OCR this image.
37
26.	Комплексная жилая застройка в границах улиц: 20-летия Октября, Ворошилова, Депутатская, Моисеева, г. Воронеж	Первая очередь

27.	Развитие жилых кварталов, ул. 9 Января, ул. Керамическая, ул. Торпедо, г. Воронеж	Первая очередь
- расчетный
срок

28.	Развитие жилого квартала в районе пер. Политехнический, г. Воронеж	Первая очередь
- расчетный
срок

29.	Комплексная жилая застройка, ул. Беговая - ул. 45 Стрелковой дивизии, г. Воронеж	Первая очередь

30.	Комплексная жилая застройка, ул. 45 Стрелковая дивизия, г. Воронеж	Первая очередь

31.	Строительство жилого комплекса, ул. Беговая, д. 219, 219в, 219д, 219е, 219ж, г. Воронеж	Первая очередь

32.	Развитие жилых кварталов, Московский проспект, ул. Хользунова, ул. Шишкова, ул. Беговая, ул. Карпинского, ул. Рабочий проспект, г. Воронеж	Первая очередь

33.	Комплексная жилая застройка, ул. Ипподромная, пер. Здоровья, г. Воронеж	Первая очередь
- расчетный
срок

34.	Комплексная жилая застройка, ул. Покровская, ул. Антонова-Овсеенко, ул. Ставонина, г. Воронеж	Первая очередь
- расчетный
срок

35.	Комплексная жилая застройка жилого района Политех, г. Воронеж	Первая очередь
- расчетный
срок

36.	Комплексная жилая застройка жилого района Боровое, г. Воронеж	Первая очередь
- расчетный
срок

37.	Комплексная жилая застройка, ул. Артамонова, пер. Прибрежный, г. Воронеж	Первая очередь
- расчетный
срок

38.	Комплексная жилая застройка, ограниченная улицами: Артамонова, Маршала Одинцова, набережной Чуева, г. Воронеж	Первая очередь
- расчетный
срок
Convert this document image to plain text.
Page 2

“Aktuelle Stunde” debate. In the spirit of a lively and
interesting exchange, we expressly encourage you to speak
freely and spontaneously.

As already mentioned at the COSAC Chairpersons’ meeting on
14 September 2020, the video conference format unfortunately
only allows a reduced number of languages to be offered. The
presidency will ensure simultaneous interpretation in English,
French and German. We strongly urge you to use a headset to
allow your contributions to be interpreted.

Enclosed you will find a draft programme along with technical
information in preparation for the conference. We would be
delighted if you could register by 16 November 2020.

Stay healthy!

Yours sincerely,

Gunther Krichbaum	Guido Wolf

- Problem to solve -
Identify the lines of the data that contain the word "застройка". Copy each of them.

- The result -
26.	Комплексная жилая застройка в границах улиц: 20-летия Октября, Ворошилова, Депутатская, Моисеева, г. Воронеж	Первая очередь
29.	Комплексная жилая застройка, ул. Беговая - ул. 45 Стрелковой дивизии, г. Воронеж	Первая очередь
30.	Комплексная жилая застройка, ул. 45 Стрелковая дивизия, г. Воронеж	Первая очередь
33.	Комплексная жилая застройка, ул. Ипподромная, пер. Здоровья, г. Воронеж	Первая очередь
34.	Комплексная жилая застройка, ул. Покровская, ул. Антонова-Овсеенко, ул. Ставонина, г. Воронеж	Первая очередь
35.	Комплексная жилая застройка жилого района Политех, г. Воронеж	Первая очередь
36.	Комплексная жилая застройка жилого района Боровое, г. Воронеж	Первая очередь
37.	Комплексная жилая застройка, ул. Артамонова, пер. Прибрежный, г. Воронеж	Первая очередь
38.	Комплексная жилая застройка, ограниченная улицами: Артамонова, Маршала Одинцова, набережной Чуева, г. Воронеж	Первая очередь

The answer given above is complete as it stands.